TAREAS PENDIENTES.
**A.** Reproduce sin cambios el pasaje del texto sobre Dresde que va desde "Prosigo mi paseo, observando" hasta "la nueva Dresde.".
**B.** Según el texto sobre Dresde, ¿cuánto cuesta subir a la terraza de la Frauenkirche?
**C.** Prosigue el texto sobre Dresde a partir de su última oración.

Dresde a vista de pájaro

Prosigo mi paseo, observando las casas rematadas por un gablete —una especie de frontón triangular típico del arte gótico— y llego hasta los pies de la iglesia luterana de Nuestra Señora (Frauenkirche), cuya cúpula ya he podido ver desde el río. Hoy se puede visitar, pero no siempre fue así. Durante un tiempo una parte de la iglesia se dejó en ruina en memoria a la guerra y no fue hasta la caída del Muro de Berlín cuando se impulsó un proyecto para la reconstrucción de la Frauenkirche (iglesia de Nuestra Señora) que logró tal recaudación que la primera piedra se puso en marzo de 1994 y la última en 2005. De ahí que se considere como un símbolo del renacer y del espíritu pacifista de la nueva Dresde. 

Una información que inconscientemente me recuerda a la Sagrada Familia de Barcelona. Lo pienso mientras pago los cuatro euros para subir hasta su terraza. Espero que merezca la pena porque cara es un rato. La subida es cómoda, con escaleras anchas y doble acceso para no cruzarte con las personas que bajan. Aunque el paso es por fuera de la iglesia, hay un punto en el que ves los frescos de la cúpula y, si te pones de puntillas y miras hacia abajo, el órgano. Unos metros más y llego hasta la terraza. Las vistas son bonitas, con la plaza Neumarkt a mis pies y por el otro el Elba y, ambas, bajo unas nubes que anuncian tormenta. Merece la pena, aunque sigo pensando que el precio es un poco alto.

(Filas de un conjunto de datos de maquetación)
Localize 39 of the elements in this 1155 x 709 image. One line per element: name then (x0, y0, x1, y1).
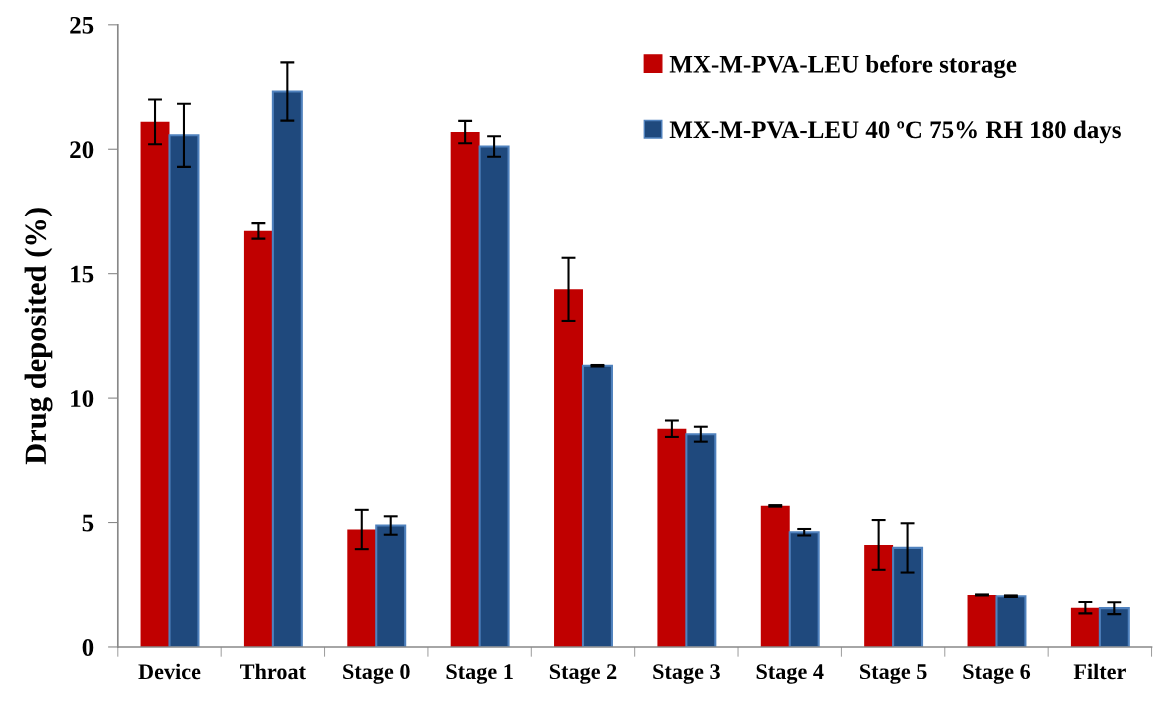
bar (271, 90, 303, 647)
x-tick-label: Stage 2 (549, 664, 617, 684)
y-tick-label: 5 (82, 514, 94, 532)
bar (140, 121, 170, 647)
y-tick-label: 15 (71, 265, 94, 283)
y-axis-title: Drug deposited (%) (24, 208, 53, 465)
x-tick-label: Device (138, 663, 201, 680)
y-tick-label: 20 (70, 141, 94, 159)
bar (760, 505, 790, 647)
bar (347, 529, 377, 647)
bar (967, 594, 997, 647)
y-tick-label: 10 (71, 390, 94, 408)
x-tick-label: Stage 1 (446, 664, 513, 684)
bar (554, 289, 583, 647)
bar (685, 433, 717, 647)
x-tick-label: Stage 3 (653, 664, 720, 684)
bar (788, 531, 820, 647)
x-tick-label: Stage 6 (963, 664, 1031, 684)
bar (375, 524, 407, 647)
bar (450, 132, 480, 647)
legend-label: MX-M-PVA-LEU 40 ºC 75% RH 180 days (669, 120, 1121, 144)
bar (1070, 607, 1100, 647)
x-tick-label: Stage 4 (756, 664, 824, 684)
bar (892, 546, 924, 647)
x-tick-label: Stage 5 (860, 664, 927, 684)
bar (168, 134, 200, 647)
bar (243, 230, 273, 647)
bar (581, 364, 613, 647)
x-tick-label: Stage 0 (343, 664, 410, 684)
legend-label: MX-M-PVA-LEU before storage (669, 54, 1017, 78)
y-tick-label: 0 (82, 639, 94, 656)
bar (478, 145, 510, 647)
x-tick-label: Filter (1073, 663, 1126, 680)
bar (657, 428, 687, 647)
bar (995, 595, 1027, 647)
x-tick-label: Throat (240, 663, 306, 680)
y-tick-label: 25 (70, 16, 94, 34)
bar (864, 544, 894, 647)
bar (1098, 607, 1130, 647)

RESULTADOS POR TAREA.
**A.**
Prosigo mi paseo, observando las casas rematadas por un gablete —una especie de frontón triangular típico del arte gótico— y llego hasta los pies de la iglesia luterana de Nuestra Señora (Frauenkirche), cuya cúpula ya he podido ver desde el río. Hoy se puede visitar, pero no siempre fue así. Durante un tiempo una parte de la iglesia se dejó en ruina en memoria a la guerra y no fue hasta la caída del Muro de Berlín cuando se impulsó un proyecto para la reconstrucción de la Frauenkirche (iglesia de Nuestra Señora) que logró tal recaudación que la primera piedra se puso en marzo de 1994 y la última en 2005. De ahí que se considere como un símbolo del renacer y del espíritu pacifista de la nueva Dresde.

**B.** Cuatro euros.

**C.**
La parte nueva de Dresde

De nuevo en la plaza, veo un montón de restaurantes donde tomar un Schnitzel o alguna Bratwurst con una buena cerveza, pero antes decido ir hasta la terraza de Brühl, que se extiende a lo largo del río Elba y en paralelo al casco antiguo. Es un paseo muy agradable, con mucho ambiente y gente sentada en los bancos. Poco les queda porque amenaza lluvia. Desde aquí se ve la Neustadt (ciudad nueva), a la que pongo rumbo. En mi trayecto me encuentro con una biergarten (cervecería al aire libre) y no dudo ni dos segundos en coger una mesa y pedir. La cerveza es casi más grande que yo, pero estoy en Alemania y he de integrarme. Ya con el estómago lleno sigo mi visita. Comienza a chispear, pero prosigo en mi paseo para encontrar los pasajes de los artesanos. Un cartelito muy mono me indica el Kunsthof passage, repleto de coquetas tiendas en las que me refugio de la lluvia. Y me llevo toda una sorpresa porque una de las fachadas del edificio es una gran tubería por la que cae agua haciendo un poco de música.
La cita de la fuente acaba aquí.